** START OF INPUT MATERIAL **

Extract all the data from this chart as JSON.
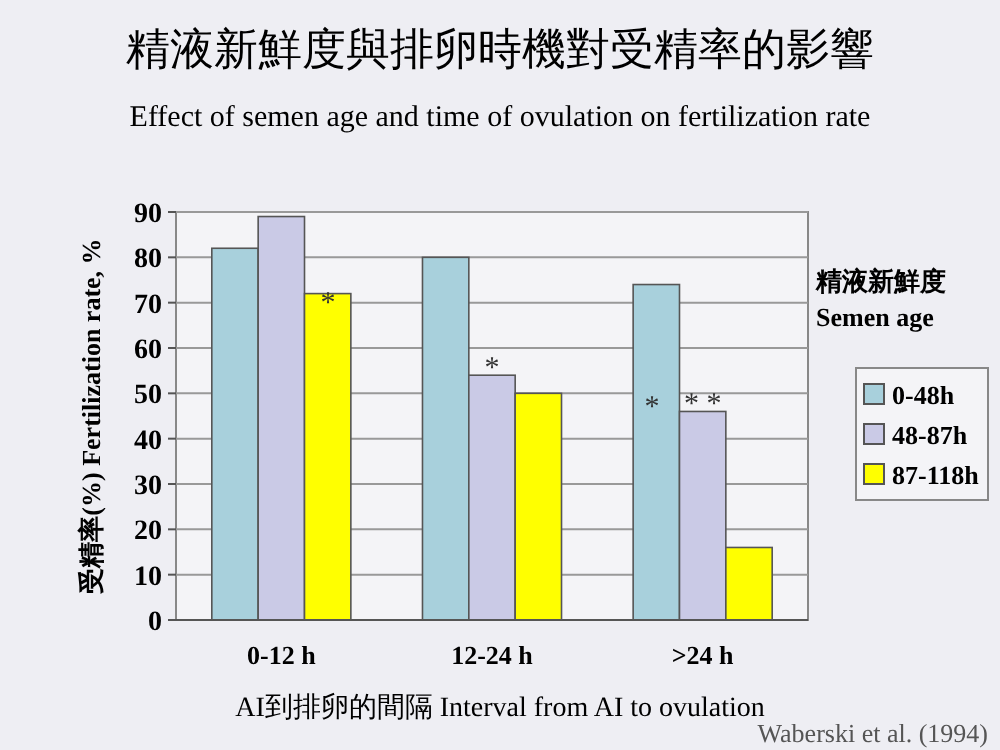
{
  "chart_data": {
    "type": "bar",
    "title": "精液新鮮度與排卵時機對受精率的影響",
    "subtitle": "Effect of semen age and time of ovulation on fertilization rate",
    "xlabel": "AI到排卵的間隔  Interval from AI to ovulation",
    "ylabel": "受精率(%)  Fertilization rate, %",
    "legend_title": "精液新鮮度 Semen age",
    "categories": [
      "0-12 h",
      "12-24 h",
      ">24 h"
    ],
    "series": [
      {
        "name": "0-48h",
        "color": "#a8d0dc",
        "values": [
          82,
          80,
          74
        ]
      },
      {
        "name": "48-87h",
        "color": "#cacae6",
        "values": [
          89,
          54,
          46
        ]
      },
      {
        "name": "87-118h",
        "color": "#ffff00",
        "values": [
          72,
          50,
          16
        ]
      }
    ],
    "ylim": [
      0,
      90
    ],
    "yticks": [
      0,
      10,
      20,
      30,
      40,
      50,
      60,
      70,
      80,
      90
    ],
    "grid": "y",
    "legend": "right",
    "annotations": [
      "*",
      {
        "text": "*",
        "x": "12-24 h",
        "y": 54
      },
      "*",
      {
        "text": "* *",
        "x": ">24 h",
        "y": 46
      },
      "Waberski et al. (1994)"
    ]
  }
}
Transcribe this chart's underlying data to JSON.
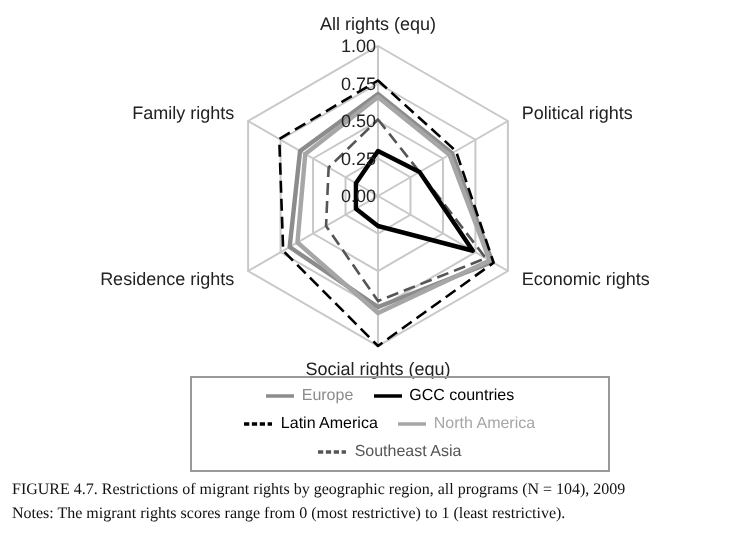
{
  "chart_data": {
    "type": "radar",
    "categories": [
      "All rights (equ)",
      "Political rights",
      "Economic rights",
      "Social rights (equ)",
      "Residence rights",
      "Family rights"
    ],
    "ylim": [
      0,
      1
    ],
    "yticks": [
      {
        "value": 0,
        "label": "0.00"
      },
      {
        "value": 0.25,
        "label": "0.25"
      },
      {
        "value": 0.5,
        "label": "0.50"
      },
      {
        "value": 0.75,
        "label": "0.75"
      },
      {
        "value": 1,
        "label": "1.00"
      }
    ],
    "grid": true,
    "legend": "bottom",
    "series": [
      {
        "name": "Europe",
        "color": "#8c8c8c",
        "line_style": "solid",
        "values": [
          0.68,
          0.57,
          0.88,
          0.74,
          0.68,
          0.6
        ]
      },
      {
        "name": "North America",
        "color": "#a6a6a6",
        "line_style": "solid",
        "values": [
          0.66,
          0.55,
          0.86,
          0.78,
          0.62,
          0.56
        ]
      },
      {
        "name": "Latin America",
        "color": "#000000",
        "line_style": "dashed",
        "values": [
          0.77,
          0.6,
          0.89,
          1.0,
          0.73,
          0.76
        ]
      },
      {
        "name": "Southeast Asia",
        "color": "#555555",
        "line_style": "dashed",
        "values": [
          0.51,
          0.32,
          0.83,
          0.7,
          0.4,
          0.38
        ]
      },
      {
        "name": "GCC countries",
        "color": "#000000",
        "line_style": "solid",
        "values": [
          0.3,
          0.32,
          0.73,
          0.2,
          0.17,
          0.17
        ]
      }
    ],
    "annotations": [
      "FIGURE 4.7. Restrictions of migrant rights by geographic region, all programs (N = 104), 2009",
      "Notes: The migrant rights scores range from 0 (most restrictive) to 1 (least restrictive)."
    ]
  }
}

** END OF INPUT MATERIAL **

**TASK DESCRIPTION**
Make an exact copy of all the material, but keep the pictures out of it.

**CORRECT OUTPUT**
Extract all the data from this chart as JSON.
{
  "chart_data": {
    "type": "bar",
    "title": "精液新鮮度與排卵時機對受精率的影響",
    "subtitle": "Effect of semen age and time of ovulation on fertilization rate",
    "xlabel": "AI到排卵的間隔  Interval from AI to ovulation",
    "ylabel": "受精率(%)  Fertilization rate, %",
    "legend_title": "精液新鮮度 Semen age",
    "categories": [
      "0-12 h",
      "12-24 h",
      ">24 h"
    ],
    "series": [
      {
        "name": "0-48h",
        "color": "#a8d0dc",
        "values": [
          82,
          80,
          74
        ]
      },
      {
        "name": "48-87h",
        "color": "#cacae6",
        "values": [
          89,
          54,
          46
        ]
      },
      {
        "name": "87-118h",
        "color": "#ffff00",
        "values": [
          72,
          50,
          16
        ]
      }
    ],
    "ylim": [
      0,
      90
    ],
    "yticks": [
      0,
      10,
      20,
      30,
      40,
      50,
      60,
      70,
      80,
      90
    ],
    "grid": "y",
    "legend": "right",
    "annotations": [
      "*",
      {
        "text": "*",
        "x": "12-24 h",
        "y": 54
      },
      "*",
      {
        "text": "* *",
        "x": ">24 h",
        "y": 46
      },
      "Waberski et al. (1994)"
    ]
  }
}
Transcribe this chart's underlying data to JSON.
{
  "chart_data": {
    "type": "radar",
    "categories": [
      "All rights (equ)",
      "Political rights",
      "Economic rights",
      "Social rights (equ)",
      "Residence rights",
      "Family rights"
    ],
    "ylim": [
      0,
      1
    ],
    "yticks": [
      {
        "value": 0,
        "label": "0.00"
      },
      {
        "value": 0.25,
        "label": "0.25"
      },
      {
        "value": 0.5,
        "label": "0.50"
      },
      {
        "value": 0.75,
        "label": "0.75"
      },
      {
        "value": 1,
        "label": "1.00"
      }
    ],
    "grid": true,
    "legend": "bottom",
    "series": [
      {
        "name": "Europe",
        "color": "#8c8c8c",
        "line_style": "solid",
        "values": [
          0.68,
          0.57,
          0.88,
          0.74,
          0.68,
          0.6
        ]
      },
      {
        "name": "North America",
        "color": "#a6a6a6",
        "line_style": "solid",
        "values": [
          0.66,
          0.55,
          0.86,
          0.78,
          0.62,
          0.56
        ]
      },
      {
        "name": "Latin America",
        "color": "#000000",
        "line_style": "dashed",
        "values": [
          0.77,
          0.6,
          0.89,
          1.0,
          0.73,
          0.76
        ]
      },
      {
        "name": "Southeast Asia",
        "color": "#555555",
        "line_style": "dashed",
        "values": [
          0.51,
          0.32,
          0.83,
          0.7,
          0.4,
          0.38
        ]
      },
      {
        "name": "GCC countries",
        "color": "#000000",
        "line_style": "solid",
        "values": [
          0.3,
          0.32,
          0.73,
          0.2,
          0.17,
          0.17
        ]
      }
    ],
    "annotations": [
      "FIGURE 4.7. Restrictions of migrant rights by geographic region, all programs (N = 104), 2009",
      "Notes: The migrant rights scores range from 0 (most restrictive) to 1 (least restrictive)."
    ]
  }
}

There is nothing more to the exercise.